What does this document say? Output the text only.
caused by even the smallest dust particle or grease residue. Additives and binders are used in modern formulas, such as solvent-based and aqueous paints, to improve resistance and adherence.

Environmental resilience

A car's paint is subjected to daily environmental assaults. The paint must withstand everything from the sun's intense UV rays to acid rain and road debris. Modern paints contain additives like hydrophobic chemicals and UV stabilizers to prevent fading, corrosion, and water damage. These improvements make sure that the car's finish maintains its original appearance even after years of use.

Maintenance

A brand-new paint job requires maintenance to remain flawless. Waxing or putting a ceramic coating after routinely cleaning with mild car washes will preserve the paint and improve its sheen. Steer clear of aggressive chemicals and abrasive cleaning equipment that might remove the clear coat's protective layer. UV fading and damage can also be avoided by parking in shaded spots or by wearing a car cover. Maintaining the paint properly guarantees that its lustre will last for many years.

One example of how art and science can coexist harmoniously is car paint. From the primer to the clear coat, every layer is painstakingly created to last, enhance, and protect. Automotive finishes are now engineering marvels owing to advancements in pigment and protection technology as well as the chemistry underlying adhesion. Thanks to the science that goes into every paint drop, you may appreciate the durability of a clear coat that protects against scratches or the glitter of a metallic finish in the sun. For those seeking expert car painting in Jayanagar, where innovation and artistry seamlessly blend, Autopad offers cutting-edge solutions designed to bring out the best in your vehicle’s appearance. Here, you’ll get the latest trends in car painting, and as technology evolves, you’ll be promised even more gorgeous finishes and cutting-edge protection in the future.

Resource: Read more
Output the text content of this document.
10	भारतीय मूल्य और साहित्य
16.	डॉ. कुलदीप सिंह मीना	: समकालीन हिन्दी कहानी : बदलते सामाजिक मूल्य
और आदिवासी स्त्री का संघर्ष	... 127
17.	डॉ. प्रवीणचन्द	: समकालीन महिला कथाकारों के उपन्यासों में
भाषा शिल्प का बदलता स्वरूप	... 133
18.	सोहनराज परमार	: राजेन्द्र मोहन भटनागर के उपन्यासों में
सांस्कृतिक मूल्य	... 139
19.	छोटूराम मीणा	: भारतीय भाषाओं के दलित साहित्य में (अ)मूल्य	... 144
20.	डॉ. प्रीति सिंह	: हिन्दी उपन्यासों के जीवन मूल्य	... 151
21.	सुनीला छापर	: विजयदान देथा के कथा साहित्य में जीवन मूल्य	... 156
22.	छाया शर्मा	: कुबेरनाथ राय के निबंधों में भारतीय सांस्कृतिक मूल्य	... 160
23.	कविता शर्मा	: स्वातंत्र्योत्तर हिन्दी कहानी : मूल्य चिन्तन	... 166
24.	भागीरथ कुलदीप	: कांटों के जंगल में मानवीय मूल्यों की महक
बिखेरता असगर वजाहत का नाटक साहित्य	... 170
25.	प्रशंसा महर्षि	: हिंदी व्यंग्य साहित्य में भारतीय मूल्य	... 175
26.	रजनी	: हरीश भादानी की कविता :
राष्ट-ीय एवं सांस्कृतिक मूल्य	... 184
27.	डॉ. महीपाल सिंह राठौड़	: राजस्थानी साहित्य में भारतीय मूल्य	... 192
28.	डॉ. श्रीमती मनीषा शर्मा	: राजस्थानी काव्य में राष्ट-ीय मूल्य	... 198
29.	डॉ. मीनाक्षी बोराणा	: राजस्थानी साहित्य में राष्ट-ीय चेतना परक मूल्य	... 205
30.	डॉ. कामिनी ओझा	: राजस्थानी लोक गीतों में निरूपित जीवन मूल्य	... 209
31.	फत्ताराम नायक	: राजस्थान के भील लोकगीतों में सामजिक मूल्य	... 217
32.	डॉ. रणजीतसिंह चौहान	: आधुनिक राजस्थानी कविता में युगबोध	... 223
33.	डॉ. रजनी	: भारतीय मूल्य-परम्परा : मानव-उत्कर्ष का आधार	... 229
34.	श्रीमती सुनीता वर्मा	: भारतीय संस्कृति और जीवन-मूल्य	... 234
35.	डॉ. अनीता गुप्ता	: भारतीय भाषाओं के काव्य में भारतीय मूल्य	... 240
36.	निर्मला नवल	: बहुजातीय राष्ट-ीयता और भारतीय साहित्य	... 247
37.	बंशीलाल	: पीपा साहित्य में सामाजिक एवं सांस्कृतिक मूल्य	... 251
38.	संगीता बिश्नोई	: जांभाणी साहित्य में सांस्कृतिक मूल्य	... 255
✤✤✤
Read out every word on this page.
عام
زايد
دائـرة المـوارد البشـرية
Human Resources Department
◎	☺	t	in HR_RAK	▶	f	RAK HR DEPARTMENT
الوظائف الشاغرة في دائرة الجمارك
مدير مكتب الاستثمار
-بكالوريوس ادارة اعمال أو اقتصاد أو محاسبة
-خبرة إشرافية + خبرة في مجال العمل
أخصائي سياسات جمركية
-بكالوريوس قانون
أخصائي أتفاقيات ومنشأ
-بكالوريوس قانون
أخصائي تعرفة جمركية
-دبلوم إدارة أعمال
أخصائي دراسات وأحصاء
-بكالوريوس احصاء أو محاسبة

- _Exercise task_
Give back exactly the lines from the one containing "Read out every word on this page." to the end of the material, both ends included.

- _Expected answer_
Read out every word on this page.
عام
زايد
دائـرة المـوارد البشـرية
Human Resources Department
◎	☺	t	in HR_RAK	▶	f	RAK HR DEPARTMENT
الوظائف الشاغرة في دائرة الجمارك
مدير مكتب الاستثمار
-بكالوريوس ادارة اعمال أو اقتصاد أو محاسبة
-خبرة إشرافية + خبرة في مجال العمل
أخصائي سياسات جمركية
-بكالوريوس قانون
أخصائي أتفاقيات ومنشأ
-بكالوريوس قانون
أخصائي تعرفة جمركية
-دبلوم إدارة أعمال
أخصائي دراسات وأحصاء
-بكالوريوس احصاء أو محاسبة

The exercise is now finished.